**WHAT NEEDS TO BE DONE:**
Copy out all of the material exactly.

Stored entries
===

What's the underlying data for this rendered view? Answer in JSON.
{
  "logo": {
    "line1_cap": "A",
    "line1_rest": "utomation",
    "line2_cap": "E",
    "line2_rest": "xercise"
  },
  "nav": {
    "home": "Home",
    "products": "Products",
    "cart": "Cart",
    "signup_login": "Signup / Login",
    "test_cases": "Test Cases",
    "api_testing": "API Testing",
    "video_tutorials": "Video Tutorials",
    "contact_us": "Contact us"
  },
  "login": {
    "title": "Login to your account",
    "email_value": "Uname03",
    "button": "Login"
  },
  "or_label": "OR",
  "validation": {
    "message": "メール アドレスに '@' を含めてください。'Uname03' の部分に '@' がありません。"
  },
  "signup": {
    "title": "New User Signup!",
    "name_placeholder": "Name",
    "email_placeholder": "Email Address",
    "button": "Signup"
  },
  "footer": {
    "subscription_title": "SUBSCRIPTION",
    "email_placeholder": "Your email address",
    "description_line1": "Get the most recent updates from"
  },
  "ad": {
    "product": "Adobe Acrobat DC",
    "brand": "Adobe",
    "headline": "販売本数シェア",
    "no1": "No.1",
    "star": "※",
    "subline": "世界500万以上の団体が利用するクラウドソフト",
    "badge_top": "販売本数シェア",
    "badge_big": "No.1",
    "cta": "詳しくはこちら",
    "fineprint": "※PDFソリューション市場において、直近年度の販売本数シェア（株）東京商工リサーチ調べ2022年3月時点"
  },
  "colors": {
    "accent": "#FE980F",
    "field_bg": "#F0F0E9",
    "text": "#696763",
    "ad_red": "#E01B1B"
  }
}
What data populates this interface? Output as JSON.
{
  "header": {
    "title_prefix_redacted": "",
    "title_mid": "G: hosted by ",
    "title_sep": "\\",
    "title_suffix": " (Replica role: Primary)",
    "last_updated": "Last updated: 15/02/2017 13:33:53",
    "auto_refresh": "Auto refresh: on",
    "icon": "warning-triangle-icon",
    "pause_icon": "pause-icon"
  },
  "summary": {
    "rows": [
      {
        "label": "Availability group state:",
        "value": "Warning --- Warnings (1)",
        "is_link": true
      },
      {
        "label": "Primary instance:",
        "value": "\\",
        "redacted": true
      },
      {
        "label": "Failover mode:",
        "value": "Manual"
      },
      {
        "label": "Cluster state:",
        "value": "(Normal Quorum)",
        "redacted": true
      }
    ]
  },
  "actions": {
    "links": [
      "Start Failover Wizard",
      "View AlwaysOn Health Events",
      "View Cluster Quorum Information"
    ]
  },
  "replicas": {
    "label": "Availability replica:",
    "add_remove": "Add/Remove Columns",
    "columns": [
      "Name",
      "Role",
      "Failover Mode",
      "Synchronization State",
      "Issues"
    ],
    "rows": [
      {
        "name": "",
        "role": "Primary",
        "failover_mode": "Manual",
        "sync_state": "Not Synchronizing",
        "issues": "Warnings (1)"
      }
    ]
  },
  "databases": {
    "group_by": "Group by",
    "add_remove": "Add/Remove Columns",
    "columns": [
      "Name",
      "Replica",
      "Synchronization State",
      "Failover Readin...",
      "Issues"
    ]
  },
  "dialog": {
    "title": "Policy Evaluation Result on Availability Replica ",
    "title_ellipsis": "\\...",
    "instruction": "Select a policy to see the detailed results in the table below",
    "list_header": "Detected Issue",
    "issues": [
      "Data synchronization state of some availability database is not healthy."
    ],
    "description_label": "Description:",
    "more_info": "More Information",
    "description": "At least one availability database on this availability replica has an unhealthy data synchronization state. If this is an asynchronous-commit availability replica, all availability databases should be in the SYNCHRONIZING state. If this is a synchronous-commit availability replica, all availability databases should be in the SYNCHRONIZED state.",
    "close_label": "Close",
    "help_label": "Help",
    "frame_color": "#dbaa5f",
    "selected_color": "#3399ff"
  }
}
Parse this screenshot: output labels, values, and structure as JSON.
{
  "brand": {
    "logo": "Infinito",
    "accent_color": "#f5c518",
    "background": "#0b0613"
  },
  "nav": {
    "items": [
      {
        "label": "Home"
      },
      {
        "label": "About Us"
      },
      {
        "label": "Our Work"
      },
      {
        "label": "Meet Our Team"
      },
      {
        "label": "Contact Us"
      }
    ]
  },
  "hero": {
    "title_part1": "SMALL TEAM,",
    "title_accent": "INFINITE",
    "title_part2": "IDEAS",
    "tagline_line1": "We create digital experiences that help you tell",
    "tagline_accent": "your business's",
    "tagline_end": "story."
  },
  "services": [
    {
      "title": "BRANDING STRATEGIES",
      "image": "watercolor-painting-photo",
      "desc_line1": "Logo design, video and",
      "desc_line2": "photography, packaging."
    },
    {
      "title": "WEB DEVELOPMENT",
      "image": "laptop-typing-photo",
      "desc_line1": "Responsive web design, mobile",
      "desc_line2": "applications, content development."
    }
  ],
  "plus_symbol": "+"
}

===

**WRITTEN SOLUTION:**
What's the underlying data for this rendered view? Answer in JSON.
{
  "logo": {
    "line1_cap": "A",
    "line1_rest": "utomation",
    "line2_cap": "E",
    "line2_rest": "xercise"
  },
  "nav": {
    "home": "Home",
    "products": "Products",
    "cart": "Cart",
    "signup_login": "Signup / Login",
    "test_cases": "Test Cases",
    "api_testing": "API Testing",
    "video_tutorials": "Video Tutorials",
    "contact_us": "Contact us"
  },
  "login": {
    "title": "Login to your account",
    "email_value": "Uname03",
    "button": "Login"
  },
  "or_label": "OR",
  "validation": {
    "message": "メール アドレスに '@' を含めてください。'Uname03' の部分に '@' がありません。"
  },
  "signup": {
    "title": "New User Signup!",
    "name_placeholder": "Name",
    "email_placeholder": "Email Address",
    "button": "Signup"
  },
  "footer": {
    "subscription_title": "SUBSCRIPTION",
    "email_placeholder": "Your email address",
    "description_line1": "Get the most recent updates from"
  },
  "ad": {
    "product": "Adobe Acrobat DC",
    "brand": "Adobe",
    "headline": "販売本数シェア",
    "no1": "No.1",
    "star": "※",
    "subline": "世界500万以上の団体が利用するクラウドソフト",
    "badge_top": "販売本数シェア",
    "badge_big": "No.1",
    "cta": "詳しくはこちら",
    "fineprint": "※PDFソリューション市場において、直近年度の販売本数シェア（株）東京商工リサーチ調べ2022年3月時点"
  },
  "colors": {
    "accent": "#FE980F",
    "field_bg": "#F0F0E9",
    "text": "#696763",
    "ad_red": "#E01B1B"
  }
}
What data populates this interface? Output as JSON.
{
  "header": {
    "title_prefix_redacted": "",
    "title_mid": "G: hosted by ",
    "title_sep": "\\",
    "title_suffix": " (Replica role: Primary)",
    "last_updated": "Last updated: 15/02/2017 13:33:53",
    "auto_refresh": "Auto refresh: on",
    "icon": "warning-triangle-icon",
    "pause_icon": "pause-icon"
  },
  "summary": {
    "rows": [
      {
        "label": "Availability group state:",
        "value": "Warning --- Warnings (1)",
        "is_link": true
      },
      {
        "label": "Primary instance:",
        "value": "\\",
        "redacted": true
      },
      {
        "label": "Failover mode:",
        "value": "Manual"
      },
      {
        "label": "Cluster state:",
        "value": "(Normal Quorum)",
        "redacted": true
      }
    ]
  },
  "actions": {
    "links": [
      "Start Failover Wizard",
      "View AlwaysOn Health Events",
      "View Cluster Quorum Information"
    ]
  },
  "replicas": {
    "label": "Availability replica:",
    "add_remove": "Add/Remove Columns",
    "columns": [
      "Name",
      "Role",
      "Failover Mode",
      "Synchronization State",
      "Issues"
    ],
    "rows": [
      {
        "name": "",
        "role": "Primary",
        "failover_mode": "Manual",
        "sync_state": "Not Synchronizing",
        "issues": "Warnings (1)"
      }
    ]
  },
  "databases": {
    "group_by": "Group by",
    "add_remove": "Add/Remove Columns",
    "columns": [
      "Name",
      "Replica",
      "Synchronization State",
      "Failover Readin...",
      "Issues"
    ]
  },
  "dialog": {
    "title": "Policy Evaluation Result on Availability Replica ",
    "title_ellipsis": "\\...",
    "instruction": "Select a policy to see the detailed results in the table below",
    "list_header": "Detected Issue",
    "issues": [
      "Data synchronization state of some availability database is not healthy."
    ],
    "description_label": "Description:",
    "more_info": "More Information",
    "description": "At least one availability database on this availability replica has an unhealthy data synchronization state. If this is an asynchronous-commit availability replica, all availability databases should be in the SYNCHRONIZING state. If this is a synchronous-commit availability replica, all availability databases should be in the SYNCHRONIZED state.",
    "close_label": "Close",
    "help_label": "Help",
    "frame_color": "#dbaa5f",
    "selected_color": "#3399ff"
  }
}
Parse this screenshot: output labels, values, and structure as JSON.
{
  "brand": {
    "logo": "Infinito",
    "accent_color": "#f5c518",
    "background": "#0b0613"
  },
  "nav": {
    "items": [
      {
        "label": "Home"
      },
      {
        "label": "About Us"
      },
      {
        "label": "Our Work"
      },
      {
        "label": "Meet Our Team"
      },
      {
        "label": "Contact Us"
      }
    ]
  },
  "hero": {
    "title_part1": "SMALL TEAM,",
    "title_accent": "INFINITE",
    "title_part2": "IDEAS",
    "tagline_line1": "We create digital experiences that help you tell",
    "tagline_accent": "your business's",
    "tagline_end": "story."
  },
  "services": [
    {
      "title": "BRANDING STRATEGIES",
      "image": "watercolor-painting-photo",
      "desc_line1": "Logo design, video and",
      "desc_line2": "photography, packaging."
    },
    {
      "title": "WEB DEVELOPMENT",
      "image": "laptop-typing-photo",
      "desc_line1": "Responsive web design, mobile",
      "desc_line2": "applications, content development."
    }
  ],
  "plus_symbol": "+"
}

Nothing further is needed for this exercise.